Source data
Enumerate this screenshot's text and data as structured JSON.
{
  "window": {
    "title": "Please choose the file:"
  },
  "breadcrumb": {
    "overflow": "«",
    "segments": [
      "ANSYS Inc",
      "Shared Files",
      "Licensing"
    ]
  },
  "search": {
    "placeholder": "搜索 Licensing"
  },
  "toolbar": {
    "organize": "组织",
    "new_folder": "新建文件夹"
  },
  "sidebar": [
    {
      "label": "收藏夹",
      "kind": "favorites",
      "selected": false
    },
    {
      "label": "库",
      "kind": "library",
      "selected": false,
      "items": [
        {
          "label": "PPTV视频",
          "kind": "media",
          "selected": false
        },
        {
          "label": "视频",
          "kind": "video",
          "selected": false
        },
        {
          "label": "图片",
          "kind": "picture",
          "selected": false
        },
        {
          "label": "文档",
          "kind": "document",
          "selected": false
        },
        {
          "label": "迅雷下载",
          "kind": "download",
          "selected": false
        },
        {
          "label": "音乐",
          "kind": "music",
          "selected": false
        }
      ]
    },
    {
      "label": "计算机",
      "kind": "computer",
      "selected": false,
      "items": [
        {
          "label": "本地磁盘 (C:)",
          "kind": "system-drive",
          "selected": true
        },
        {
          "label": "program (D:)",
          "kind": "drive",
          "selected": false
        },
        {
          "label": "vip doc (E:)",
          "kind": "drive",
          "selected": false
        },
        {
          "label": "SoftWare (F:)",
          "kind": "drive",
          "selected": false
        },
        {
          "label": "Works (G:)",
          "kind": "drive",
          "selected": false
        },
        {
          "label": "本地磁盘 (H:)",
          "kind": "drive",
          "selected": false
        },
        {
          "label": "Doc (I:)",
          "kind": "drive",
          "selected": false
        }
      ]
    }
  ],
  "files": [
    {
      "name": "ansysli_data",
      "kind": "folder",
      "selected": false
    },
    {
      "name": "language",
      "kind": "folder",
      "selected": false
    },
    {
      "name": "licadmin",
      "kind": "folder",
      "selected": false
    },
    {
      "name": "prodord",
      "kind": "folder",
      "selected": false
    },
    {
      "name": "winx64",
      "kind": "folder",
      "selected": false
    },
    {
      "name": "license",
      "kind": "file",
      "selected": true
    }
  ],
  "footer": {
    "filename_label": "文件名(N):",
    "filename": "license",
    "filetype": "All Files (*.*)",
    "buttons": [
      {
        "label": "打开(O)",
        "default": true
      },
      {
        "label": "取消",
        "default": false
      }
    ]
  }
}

**AIM:**
Reproduce each entry exactly, leaving out nothing.

**THE RESPONSE:**
Enumerate this screenshot's text and data as structured JSON.
{
  "window": {
    "title": "Please choose the file:"
  },
  "breadcrumb": {
    "overflow": "«",
    "segments": [
      "ANSYS Inc",
      "Shared Files",
      "Licensing"
    ]
  },
  "search": {
    "placeholder": "搜索 Licensing"
  },
  "toolbar": {
    "organize": "组织",
    "new_folder": "新建文件夹"
  },
  "sidebar": [
    {
      "label": "收藏夹",
      "kind": "favorites",
      "selected": false
    },
    {
      "label": "库",
      "kind": "library",
      "selected": false,
      "items": [
        {
          "label": "PPTV视频",
          "kind": "media",
          "selected": false
        },
        {
          "label": "视频",
          "kind": "video",
          "selected": false
        },
        {
          "label": "图片",
          "kind": "picture",
          "selected": false
        },
        {
          "label": "文档",
          "kind": "document",
          "selected": false
        },
        {
          "label": "迅雷下载",
          "kind": "download",
          "selected": false
        },
        {
          "label": "音乐",
          "kind": "music",
          "selected": false
        }
      ]
    },
    {
      "label": "计算机",
      "kind": "computer",
      "selected": false,
      "items": [
        {
          "label": "本地磁盘 (C:)",
          "kind": "system-drive",
          "selected": true
        },
        {
          "label": "program (D:)",
          "kind": "drive",
          "selected": false
        },
        {
          "label": "vip doc (E:)",
          "kind": "drive",
          "selected": false
        },
        {
          "label": "SoftWare (F:)",
          "kind": "drive",
          "selected": false
        },
        {
          "label": "Works (G:)",
          "kind": "drive",
          "selected": false
        },
        {
          "label": "本地磁盘 (H:)",
          "kind": "drive",
          "selected": false
        },
        {
          "label": "Doc (I:)",
          "kind": "drive",
          "selected": false
        }
      ]
    }
  ],
  "files": [
    {
      "name": "ansysli_data",
      "kind": "folder",
      "selected": false
    },
    {
      "name": "language",
      "kind": "folder",
      "selected": false
    },
    {
      "name": "licadmin",
      "kind": "folder",
      "selected": false
    },
    {
      "name": "prodord",
      "kind": "folder",
      "selected": false
    },
    {
      "name": "winx64",
      "kind": "folder",
      "selected": false
    },
    {
      "name": "license",
      "kind": "file",
      "selected": true
    }
  ],
  "footer": {
    "filename_label": "文件名(N):",
    "filename": "license",
    "filetype": "All Files (*.*)",
    "buttons": [
      {
        "label": "打开(O)",
        "default": true
      },
      {
        "label": "取消",
        "default": false
      }
    ]
  }
}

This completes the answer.